Collected data:
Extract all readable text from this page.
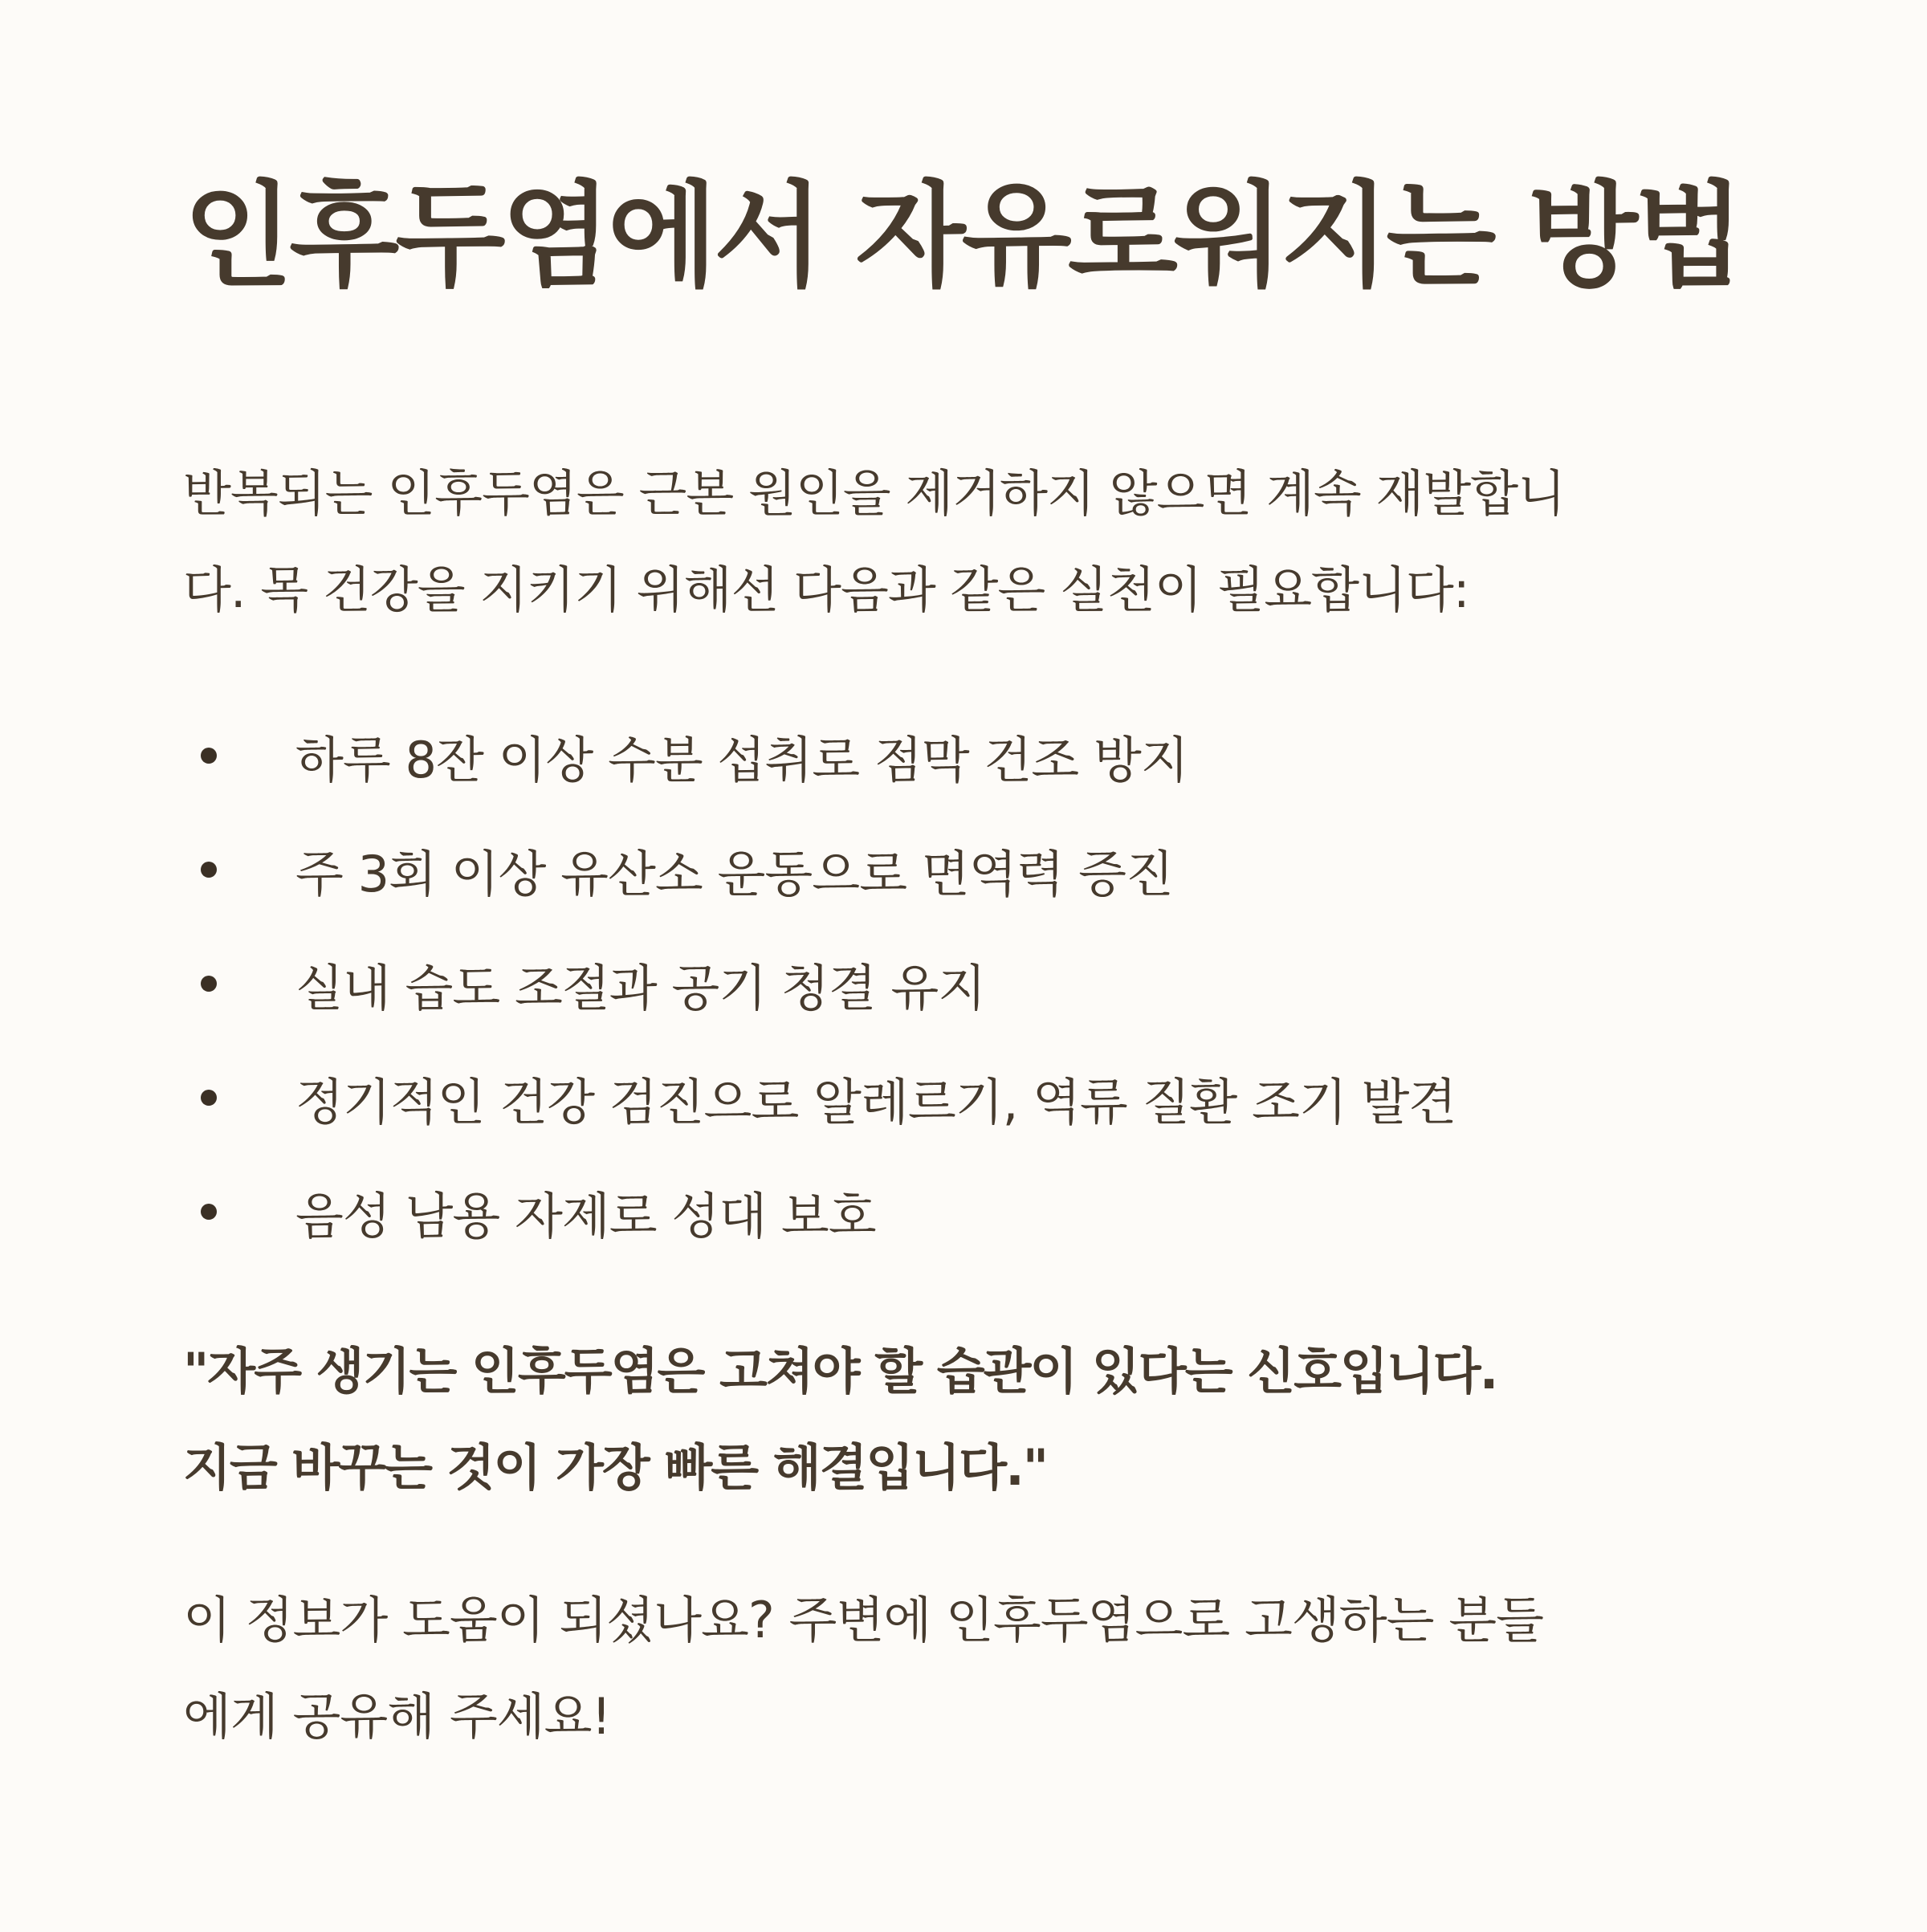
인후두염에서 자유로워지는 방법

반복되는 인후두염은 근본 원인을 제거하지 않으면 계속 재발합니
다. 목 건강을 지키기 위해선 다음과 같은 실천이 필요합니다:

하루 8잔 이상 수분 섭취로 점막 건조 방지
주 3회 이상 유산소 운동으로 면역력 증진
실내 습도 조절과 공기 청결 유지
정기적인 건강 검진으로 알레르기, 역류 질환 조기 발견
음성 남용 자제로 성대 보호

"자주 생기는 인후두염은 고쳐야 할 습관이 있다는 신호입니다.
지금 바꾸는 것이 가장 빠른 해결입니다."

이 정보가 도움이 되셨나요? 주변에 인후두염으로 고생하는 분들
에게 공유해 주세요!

• **Given request**
Write out each entry exactly as given, omitting any picture.

• **Solution**
Extract all readable text from this page.
인후두염에서 자유로워지는 방법

반복되는 인후두염은 근본 원인을 제거하지 않으면 계속 재발합니
다. 목 건강을 지키기 위해선 다음과 같은 실천이 필요합니다:

하루 8잔 이상 수분 섭취로 점막 건조 방지
주 3회 이상 유산소 운동으로 면역력 증진
실내 습도 조절과 공기 청결 유지
정기적인 건강 검진으로 알레르기, 역류 질환 조기 발견
음성 남용 자제로 성대 보호

"자주 생기는 인후두염은 고쳐야 할 습관이 있다는 신호입니다.
지금 바꾸는 것이 가장 빠른 해결입니다."

이 정보가 도움이 되셨나요? 주변에 인후두염으로 고생하는 분들
에게 공유해 주세요!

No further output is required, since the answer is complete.